>> begin

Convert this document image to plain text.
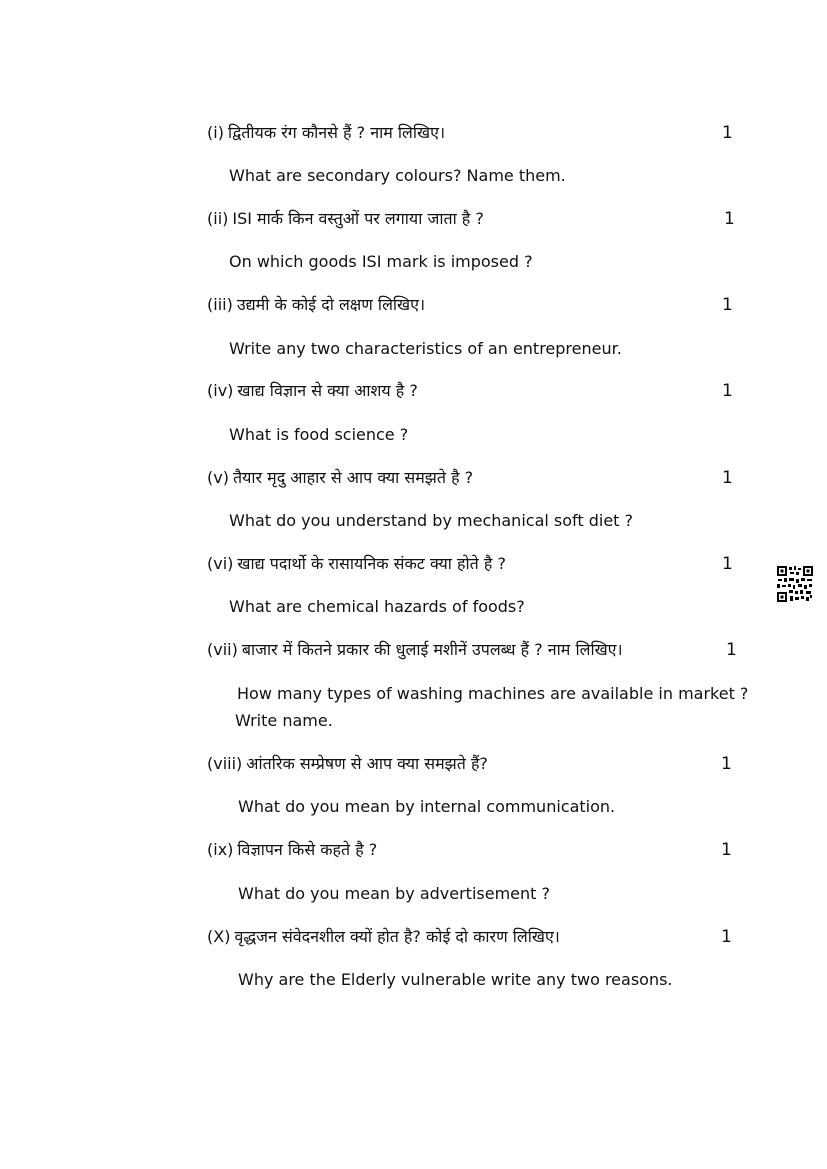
(i) द्वितीयक रंग कौनसे हैं ? नाम लिखिए।	1
What are secondary colours? Name them.
(ii) ISI मार्क किन वस्तुओं पर लगाया जाता है ?	1
On which goods ISI mark is imposed ?
(iii) उद्यमी के कोई दो लक्षण लिखिए।	1
Write any two characteristics of an entrepreneur.
(iv) खाद्य विज्ञान से क्या आशय है ?	1
What is food science ?
(v) तैयार मृदु आहार से आप क्या समझते है ?	1
What do you understand by mechanical soft diet ?
(vi) खाद्य पदार्थो के रासायनिक संकट क्या होते है ?	1
What are chemical hazards of foods?
(vii) बाजार में कितने प्रकार की धुलाई मशीनें उपलब्ध हैं ? नाम लिखिए।	1
How many types of washing machines are available in market ?
Write name.
(viii) आंतरिक सम्प्रेषण से आप क्या समझते हैं?	1
What do you mean by internal communication.
(ix) विज्ञापन किसे कहते है ?	1
What do you mean by advertisement ?
(X) वृद्धजन संवेदनशील क्यों होत है? कोई दो कारण लिखिए।	1
Why are the Elderly vulnerable write any two reasons.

>> end

WORK TO COMPLETE: Leave the pictures out and print the records above exactly as they stand.

RESPONSE TO THIS EXERCISE:
Convert this document image to plain text.
(i) द्वितीयक रंग कौनसे हैं ? नाम लिखिए।	1
What are secondary colours? Name them.
(ii) ISI मार्क किन वस्तुओं पर लगाया जाता है ?	1
On which goods ISI mark is imposed ?
(iii) उद्यमी के कोई दो लक्षण लिखिए।	1
Write any two characteristics of an entrepreneur.
(iv) खाद्य विज्ञान से क्या आशय है ?	1
What is food science ?
(v) तैयार मृदु आहार से आप क्या समझते है ?	1
What do you understand by mechanical soft diet ?
(vi) खाद्य पदार्थो के रासायनिक संकट क्या होते है ?	1
What are chemical hazards of foods?
(vii) बाजार में कितने प्रकार की धुलाई मशीनें उपलब्ध हैं ? नाम लिखिए।	1
How many types of washing machines are available in market ?
Write name.
(viii) आंतरिक सम्प्रेषण से आप क्या समझते हैं?	1
What do you mean by internal communication.
(ix) विज्ञापन किसे कहते है ?	1
What do you mean by advertisement ?
(X) वृद्धजन संवेदनशील क्यों होत है? कोई दो कारण लिखिए।	1
Why are the Elderly vulnerable write any two reasons.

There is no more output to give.